— Job —
Pull out each line of the records that includes the string "title", treating uppercase and lowercase as different.

— Dataset —
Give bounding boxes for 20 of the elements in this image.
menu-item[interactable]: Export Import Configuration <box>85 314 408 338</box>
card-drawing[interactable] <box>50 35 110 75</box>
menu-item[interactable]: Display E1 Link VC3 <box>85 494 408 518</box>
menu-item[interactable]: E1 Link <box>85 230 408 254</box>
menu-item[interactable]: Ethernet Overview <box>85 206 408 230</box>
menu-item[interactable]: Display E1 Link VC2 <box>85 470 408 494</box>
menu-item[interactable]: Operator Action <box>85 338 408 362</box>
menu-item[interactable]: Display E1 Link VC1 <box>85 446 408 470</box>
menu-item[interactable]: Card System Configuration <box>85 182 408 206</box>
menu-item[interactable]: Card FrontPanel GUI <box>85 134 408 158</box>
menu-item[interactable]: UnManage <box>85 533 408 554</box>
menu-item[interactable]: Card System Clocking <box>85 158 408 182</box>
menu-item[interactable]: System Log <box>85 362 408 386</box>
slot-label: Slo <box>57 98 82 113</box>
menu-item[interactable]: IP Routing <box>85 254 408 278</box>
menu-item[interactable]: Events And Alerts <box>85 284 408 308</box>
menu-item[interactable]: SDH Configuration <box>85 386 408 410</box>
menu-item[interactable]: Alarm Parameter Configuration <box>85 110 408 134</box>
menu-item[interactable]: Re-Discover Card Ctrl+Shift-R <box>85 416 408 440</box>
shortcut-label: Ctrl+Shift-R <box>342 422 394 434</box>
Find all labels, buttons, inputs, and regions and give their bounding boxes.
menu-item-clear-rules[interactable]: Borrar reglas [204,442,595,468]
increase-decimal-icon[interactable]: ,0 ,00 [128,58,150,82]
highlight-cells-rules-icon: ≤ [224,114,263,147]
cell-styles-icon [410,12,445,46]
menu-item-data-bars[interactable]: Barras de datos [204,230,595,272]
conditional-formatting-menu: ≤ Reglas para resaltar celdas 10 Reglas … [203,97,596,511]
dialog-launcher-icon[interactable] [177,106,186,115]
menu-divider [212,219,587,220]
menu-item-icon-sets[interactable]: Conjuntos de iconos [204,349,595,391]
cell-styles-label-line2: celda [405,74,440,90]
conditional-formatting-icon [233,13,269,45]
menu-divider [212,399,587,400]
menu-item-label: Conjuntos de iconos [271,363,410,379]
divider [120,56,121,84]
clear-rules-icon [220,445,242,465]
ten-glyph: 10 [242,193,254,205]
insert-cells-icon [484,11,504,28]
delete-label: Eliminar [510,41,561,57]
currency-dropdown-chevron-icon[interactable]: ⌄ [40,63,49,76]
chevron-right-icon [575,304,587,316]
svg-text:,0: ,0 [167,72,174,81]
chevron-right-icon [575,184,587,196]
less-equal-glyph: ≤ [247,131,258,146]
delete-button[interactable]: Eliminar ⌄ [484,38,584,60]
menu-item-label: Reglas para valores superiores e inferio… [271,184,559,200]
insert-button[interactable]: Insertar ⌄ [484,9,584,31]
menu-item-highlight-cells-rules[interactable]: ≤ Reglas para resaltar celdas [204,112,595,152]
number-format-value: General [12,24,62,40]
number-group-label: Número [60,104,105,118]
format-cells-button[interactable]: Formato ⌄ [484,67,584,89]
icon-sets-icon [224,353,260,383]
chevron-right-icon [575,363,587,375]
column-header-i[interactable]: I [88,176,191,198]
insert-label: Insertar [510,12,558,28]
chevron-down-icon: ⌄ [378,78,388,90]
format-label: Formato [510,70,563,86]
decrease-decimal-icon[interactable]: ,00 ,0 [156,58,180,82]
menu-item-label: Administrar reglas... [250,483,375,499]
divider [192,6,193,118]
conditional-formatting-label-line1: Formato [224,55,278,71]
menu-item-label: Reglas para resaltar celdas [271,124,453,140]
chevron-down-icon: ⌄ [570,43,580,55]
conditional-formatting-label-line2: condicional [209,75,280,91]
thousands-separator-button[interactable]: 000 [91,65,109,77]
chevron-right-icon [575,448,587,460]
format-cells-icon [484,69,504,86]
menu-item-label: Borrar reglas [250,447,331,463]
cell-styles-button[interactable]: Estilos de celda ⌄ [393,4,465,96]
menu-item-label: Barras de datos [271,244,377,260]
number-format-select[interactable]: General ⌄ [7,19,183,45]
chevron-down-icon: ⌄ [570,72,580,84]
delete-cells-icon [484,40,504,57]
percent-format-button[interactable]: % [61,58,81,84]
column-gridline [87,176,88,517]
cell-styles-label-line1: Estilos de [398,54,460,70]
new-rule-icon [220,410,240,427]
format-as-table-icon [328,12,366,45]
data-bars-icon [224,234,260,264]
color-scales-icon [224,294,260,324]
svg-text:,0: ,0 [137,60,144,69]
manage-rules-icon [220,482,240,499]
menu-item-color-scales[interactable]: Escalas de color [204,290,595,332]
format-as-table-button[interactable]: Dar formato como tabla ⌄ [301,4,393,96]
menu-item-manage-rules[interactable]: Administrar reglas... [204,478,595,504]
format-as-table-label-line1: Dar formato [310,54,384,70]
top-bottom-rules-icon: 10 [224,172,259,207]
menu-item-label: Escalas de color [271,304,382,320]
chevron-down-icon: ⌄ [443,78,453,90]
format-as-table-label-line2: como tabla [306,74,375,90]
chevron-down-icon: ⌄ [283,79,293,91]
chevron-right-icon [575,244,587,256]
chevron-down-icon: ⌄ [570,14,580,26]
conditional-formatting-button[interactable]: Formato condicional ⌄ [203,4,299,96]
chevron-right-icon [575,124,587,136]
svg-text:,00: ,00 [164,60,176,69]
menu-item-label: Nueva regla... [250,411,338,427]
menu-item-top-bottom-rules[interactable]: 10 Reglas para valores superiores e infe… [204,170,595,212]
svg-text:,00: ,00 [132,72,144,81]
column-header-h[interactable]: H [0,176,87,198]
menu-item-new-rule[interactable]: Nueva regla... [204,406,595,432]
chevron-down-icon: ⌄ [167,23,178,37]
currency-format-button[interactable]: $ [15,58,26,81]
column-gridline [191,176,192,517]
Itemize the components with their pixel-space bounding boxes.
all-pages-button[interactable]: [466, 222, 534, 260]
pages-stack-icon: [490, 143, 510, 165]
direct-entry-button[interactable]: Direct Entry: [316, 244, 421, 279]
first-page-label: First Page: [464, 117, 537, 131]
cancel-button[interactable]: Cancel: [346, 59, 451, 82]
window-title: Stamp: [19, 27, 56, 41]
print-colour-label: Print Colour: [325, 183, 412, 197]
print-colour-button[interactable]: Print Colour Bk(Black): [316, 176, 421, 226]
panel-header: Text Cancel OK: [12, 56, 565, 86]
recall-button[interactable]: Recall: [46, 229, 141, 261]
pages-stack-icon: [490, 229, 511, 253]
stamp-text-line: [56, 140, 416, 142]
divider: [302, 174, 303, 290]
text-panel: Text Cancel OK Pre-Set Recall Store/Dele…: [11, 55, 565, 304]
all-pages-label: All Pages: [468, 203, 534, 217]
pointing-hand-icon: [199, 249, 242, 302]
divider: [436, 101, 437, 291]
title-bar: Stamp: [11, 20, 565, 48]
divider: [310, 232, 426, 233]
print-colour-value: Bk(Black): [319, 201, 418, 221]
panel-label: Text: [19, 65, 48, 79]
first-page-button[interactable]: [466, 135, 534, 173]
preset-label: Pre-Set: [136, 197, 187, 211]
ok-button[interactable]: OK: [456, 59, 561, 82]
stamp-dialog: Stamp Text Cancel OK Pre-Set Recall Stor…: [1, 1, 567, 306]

— Problem solution —
window-title: Stamp: [19, 27, 56, 41]
title-bar: Stamp: [11, 20, 565, 48]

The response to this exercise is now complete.